The task:
Only the number is wanted: count the lines that include the word "мальчик".

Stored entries
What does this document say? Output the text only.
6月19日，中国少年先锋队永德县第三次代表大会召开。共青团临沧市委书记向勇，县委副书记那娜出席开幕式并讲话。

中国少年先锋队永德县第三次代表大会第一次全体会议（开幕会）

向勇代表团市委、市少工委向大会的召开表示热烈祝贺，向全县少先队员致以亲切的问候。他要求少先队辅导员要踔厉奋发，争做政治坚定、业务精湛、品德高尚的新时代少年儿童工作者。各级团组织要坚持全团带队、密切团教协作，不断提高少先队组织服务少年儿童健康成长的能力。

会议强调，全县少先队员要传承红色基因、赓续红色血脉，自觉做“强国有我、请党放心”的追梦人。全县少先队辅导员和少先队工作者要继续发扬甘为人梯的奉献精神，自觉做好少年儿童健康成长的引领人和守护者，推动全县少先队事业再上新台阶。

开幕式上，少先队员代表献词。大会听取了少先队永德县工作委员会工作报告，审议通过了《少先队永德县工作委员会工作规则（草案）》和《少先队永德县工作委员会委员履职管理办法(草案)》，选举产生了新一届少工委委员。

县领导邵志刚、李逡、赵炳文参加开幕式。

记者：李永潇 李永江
--
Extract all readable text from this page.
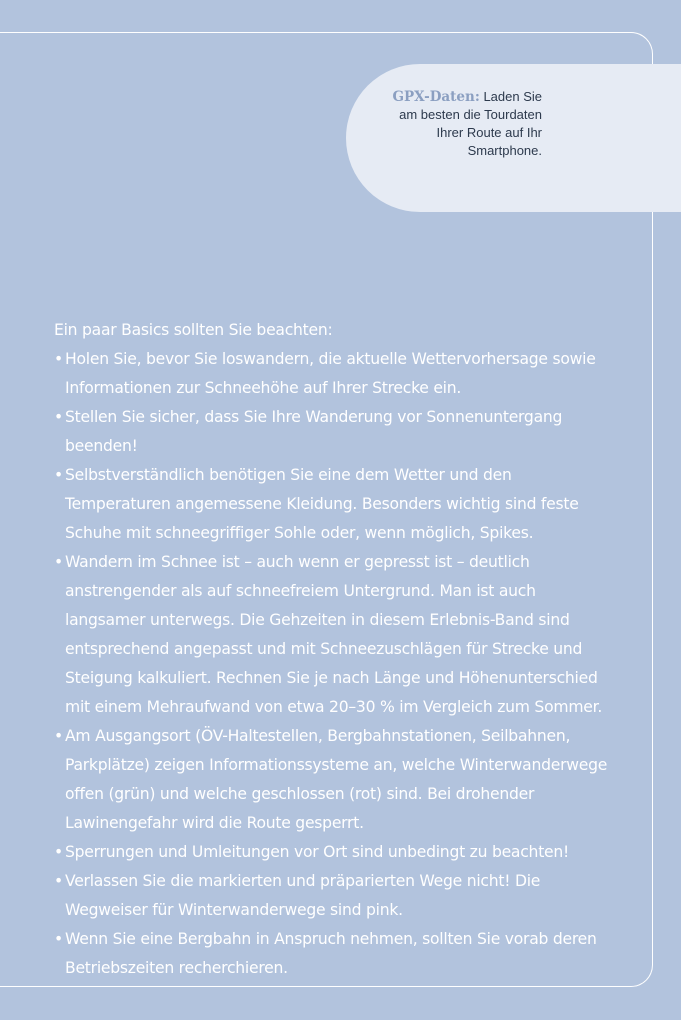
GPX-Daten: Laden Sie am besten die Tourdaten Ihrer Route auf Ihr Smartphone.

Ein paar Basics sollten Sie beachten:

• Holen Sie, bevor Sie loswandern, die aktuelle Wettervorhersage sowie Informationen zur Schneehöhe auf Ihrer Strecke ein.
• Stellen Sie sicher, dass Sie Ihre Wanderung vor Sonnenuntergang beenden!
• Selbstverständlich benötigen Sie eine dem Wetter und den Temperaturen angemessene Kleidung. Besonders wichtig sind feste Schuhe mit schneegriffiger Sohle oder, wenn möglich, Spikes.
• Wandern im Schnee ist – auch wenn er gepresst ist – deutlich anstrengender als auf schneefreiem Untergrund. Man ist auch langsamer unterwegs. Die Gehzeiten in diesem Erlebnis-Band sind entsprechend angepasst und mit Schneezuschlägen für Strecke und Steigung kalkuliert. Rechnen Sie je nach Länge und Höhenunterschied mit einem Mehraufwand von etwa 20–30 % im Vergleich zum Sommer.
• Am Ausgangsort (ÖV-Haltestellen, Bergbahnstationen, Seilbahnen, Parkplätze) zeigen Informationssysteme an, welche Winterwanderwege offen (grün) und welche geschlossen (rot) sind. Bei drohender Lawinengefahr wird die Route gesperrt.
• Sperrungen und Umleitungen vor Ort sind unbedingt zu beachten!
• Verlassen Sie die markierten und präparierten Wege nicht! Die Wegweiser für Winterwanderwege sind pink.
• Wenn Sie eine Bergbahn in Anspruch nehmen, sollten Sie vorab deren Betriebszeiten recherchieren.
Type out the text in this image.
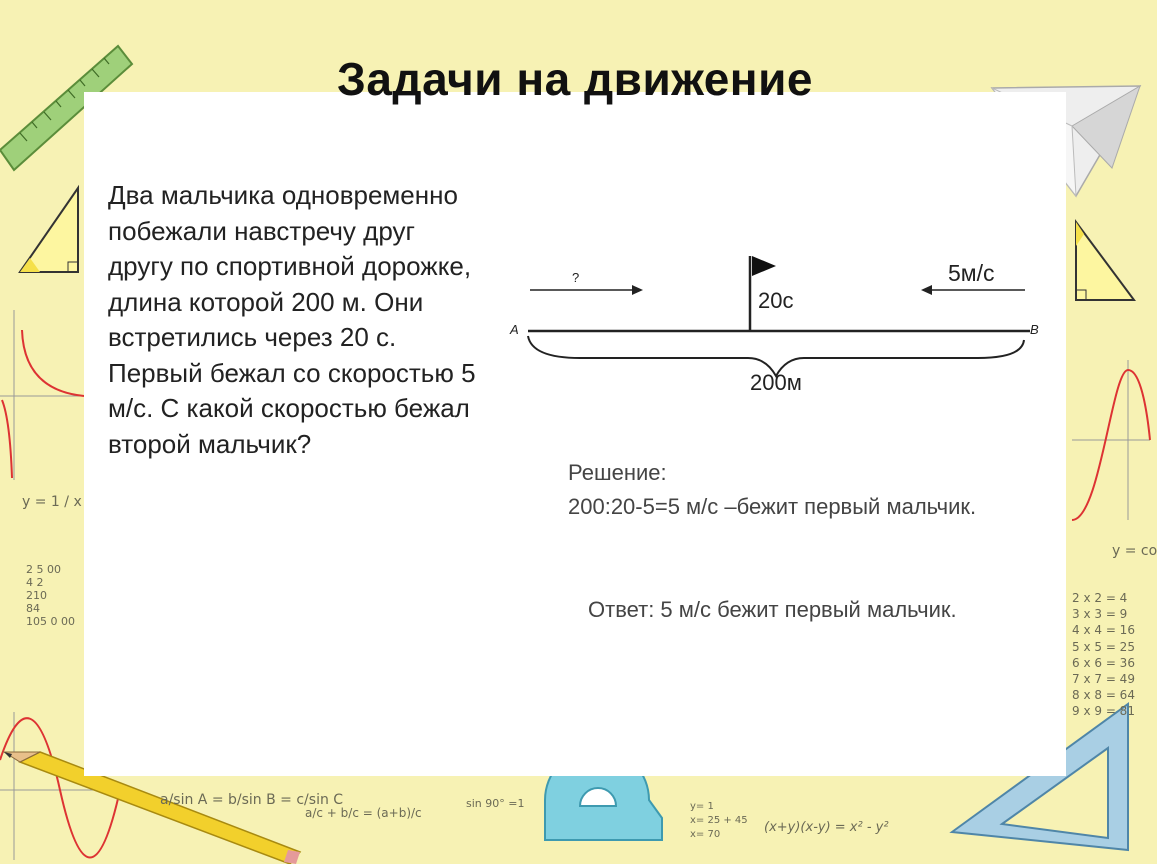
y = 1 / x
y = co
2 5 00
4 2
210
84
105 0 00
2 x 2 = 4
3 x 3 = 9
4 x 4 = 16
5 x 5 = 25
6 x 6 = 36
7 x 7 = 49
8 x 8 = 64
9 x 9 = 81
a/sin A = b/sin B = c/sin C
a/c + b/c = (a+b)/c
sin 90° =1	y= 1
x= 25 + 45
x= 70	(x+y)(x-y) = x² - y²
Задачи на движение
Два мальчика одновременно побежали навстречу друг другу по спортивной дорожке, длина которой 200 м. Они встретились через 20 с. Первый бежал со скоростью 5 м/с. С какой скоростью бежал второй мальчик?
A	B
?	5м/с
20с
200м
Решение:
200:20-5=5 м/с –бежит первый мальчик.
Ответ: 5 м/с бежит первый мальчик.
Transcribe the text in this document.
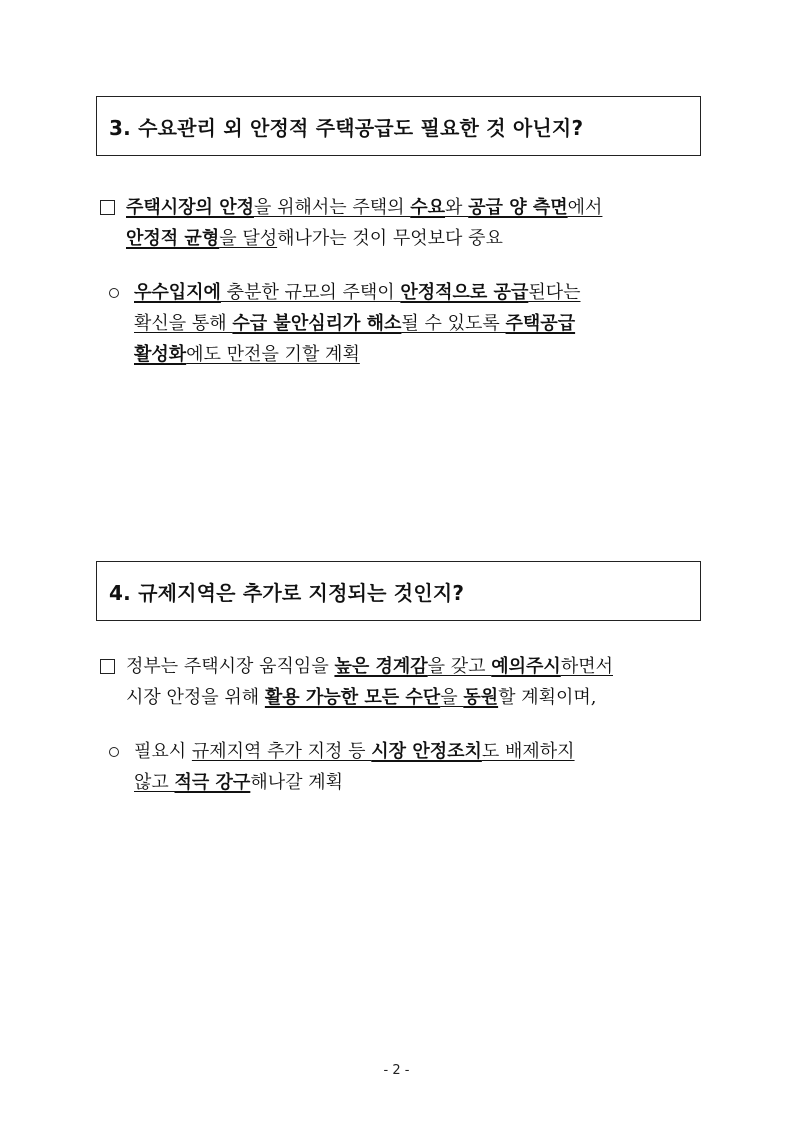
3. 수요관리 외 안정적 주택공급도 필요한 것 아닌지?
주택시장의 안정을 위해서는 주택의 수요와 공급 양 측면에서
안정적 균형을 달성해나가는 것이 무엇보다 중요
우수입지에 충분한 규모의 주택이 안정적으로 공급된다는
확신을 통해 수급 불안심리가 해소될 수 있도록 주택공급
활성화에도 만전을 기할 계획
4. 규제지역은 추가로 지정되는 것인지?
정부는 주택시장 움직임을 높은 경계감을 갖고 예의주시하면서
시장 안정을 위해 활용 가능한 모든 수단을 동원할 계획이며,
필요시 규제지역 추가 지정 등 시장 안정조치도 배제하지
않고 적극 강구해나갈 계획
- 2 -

Task answer:
3